The Schumer-Manchin deal would restore federal tax credits to the full rate for renewable energy projects completed in 2022 or later. 
 
They would remain at this level for at least the next 10 years.
 
Thus, for example, solar projects completed in 2022 would qualify for a 30% investment tax credit. 
 
The ITC could reach as high as 50% depending on the location of the project and whether it uses domestic content, but only for projects that are completed in 2023 or later.
 
Wind and geothermal projects completed in 2022 should qualify for production tax credits of $26 a MWh.  The PTC amount is adjusted each year for inflation.
 
The tax credit amounts would start to phase down after annual greenhouse gas emissions from US electricity generation fall by at least 75% from 2022 levels, but not before 2032.  
 
Projects starting construction two years after the phase down starts would qualify for tax credits at 75% of the full rate.  Projects starting construction three years after would qualify for tax credits at 50% of the full rate.  Thus, for example, if the phase out trigger is reached in 2032, projects starting construction in 2033 would still qualify for tax credits at the full rate.

══════════════════════════════

Written task 1
Based on the passage on renewable energy tax credits, say whether each statement below agrees with it, answering yes or no and quoting the deciding words. (a) Solar projects completed in 2022 would qualify for a 30% investment tax credit. (b) The PTC amount stays fixed and is not adjusted for inflation. (c) The phase down of the tax credit amounts could begin before 2032.

Entries supplied

══════════════════════════════

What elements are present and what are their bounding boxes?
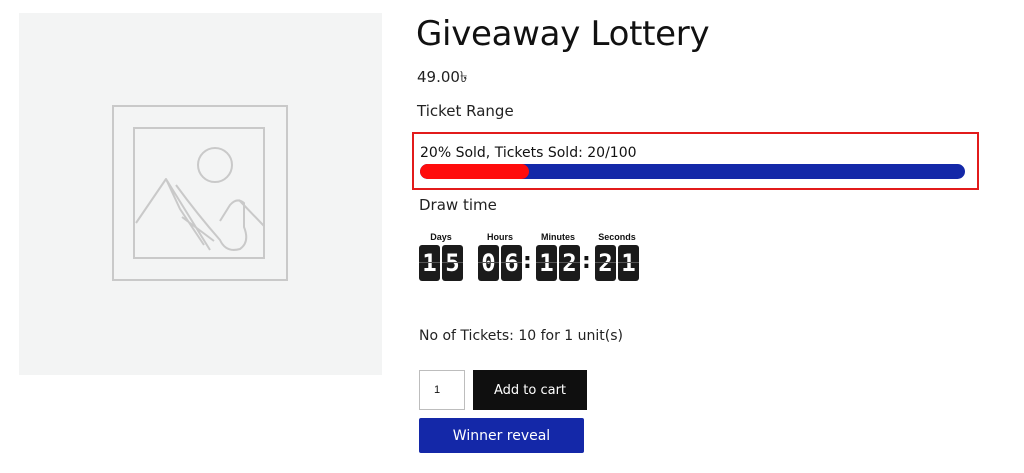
tickets-sold-progress: 20% Sold, Tickets Sold: 20/100: [412, 132, 979, 190]
countdown-seconds-label: Seconds: [598, 232, 636, 242]
product-image-placeholder: [19, 13, 382, 375]
tickets-sold-text: 20% Sold, Tickets Sold: 20/100: [420, 145, 637, 161]
countdown-digit: 2: [595, 245, 616, 281]
countdown-digit: 2: [559, 245, 580, 281]
product-title: Giveaway Lottery: [416, 14, 710, 54]
countdown-digit: 1: [536, 245, 557, 281]
ticket-range-label: Ticket Range: [417, 102, 514, 120]
countdown-minutes-label: Minutes: [540, 232, 575, 242]
countdown-separator: :: [523, 249, 532, 274]
countdown-digit: 1: [419, 245, 440, 281]
progress-fill: [420, 164, 529, 179]
product-price: 49.00৳: [417, 68, 468, 86]
quantity-input[interactable]: [419, 370, 465, 410]
countdown-hours-label: Hours: [486, 232, 513, 242]
countdown-digit: 0: [478, 245, 499, 281]
progress-track: [420, 164, 965, 179]
countdown-separator: :: [582, 249, 591, 274]
countdown-digit: 6: [501, 245, 522, 281]
tickets-per-unit-info: No of Tickets: 10 for 1 unit(s): [419, 328, 623, 344]
draw-time-label: Draw time: [419, 196, 497, 214]
image-placeholder-icon: [112, 105, 288, 281]
countdown-digit: 1: [618, 245, 639, 281]
winner-reveal-button[interactable]: Winner reveal: [419, 418, 584, 453]
countdown-days-label: Days: [430, 232, 452, 242]
countdown-digit: 5: [442, 245, 463, 281]
add-to-cart-button[interactable]: Add to cart: [473, 370, 587, 410]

══════════════════════════════

Written task 2
In the entries, print the lines from the one containing "tickets-sold-progress: 20% Sold, Tickets" up to and including the one containing "418, 584, 453]", keeping each line unchanged.

Problem solution 1
(a) Yes: "solar projects completed in 2022 would qualify for a 30% investment tax credit"
(b) No: "The PTC amount is adjusted each year for inflation."
(c) No: "but not before 2032"

Problem solution 2
tickets-sold-progress: 20% Sold, Tickets Sold: 20/100: [412, 132, 979, 190]
countdown-seconds-label: Seconds: [598, 232, 636, 242]
product-image-placeholder: [19, 13, 382, 375]
tickets-sold-text: 20% Sold, Tickets Sold: 20/100: [420, 145, 637, 161]
countdown-digit: 2: [595, 245, 616, 281]
countdown-digit: 2: [559, 245, 580, 281]
product-title: Giveaway Lottery: [416, 14, 710, 54]
countdown-digit: 1: [536, 245, 557, 281]
ticket-range-label: Ticket Range: [417, 102, 514, 120]
countdown-minutes-label: Minutes: [540, 232, 575, 242]
countdown-separator: :: [523, 249, 532, 274]
countdown-digit: 1: [419, 245, 440, 281]
progress-fill: [420, 164, 529, 179]
product-price: 49.00৳: [417, 68, 468, 86]
quantity-input[interactable]: [419, 370, 465, 410]
countdown-hours-label: Hours: [486, 232, 513, 242]
countdown-digit: 0: [478, 245, 499, 281]
progress-track: [420, 164, 965, 179]
countdown-separator: :: [582, 249, 591, 274]
countdown-digit: 6: [501, 245, 522, 281]
tickets-per-unit-info: No of Tickets: 10 for 1 unit(s): [419, 328, 623, 344]
draw-time-label: Draw time: [419, 196, 497, 214]
image-placeholder-icon: [112, 105, 288, 281]
countdown-digit: 1: [618, 245, 639, 281]
winner-reveal-button[interactable]: Winner reveal: [419, 418, 584, 453]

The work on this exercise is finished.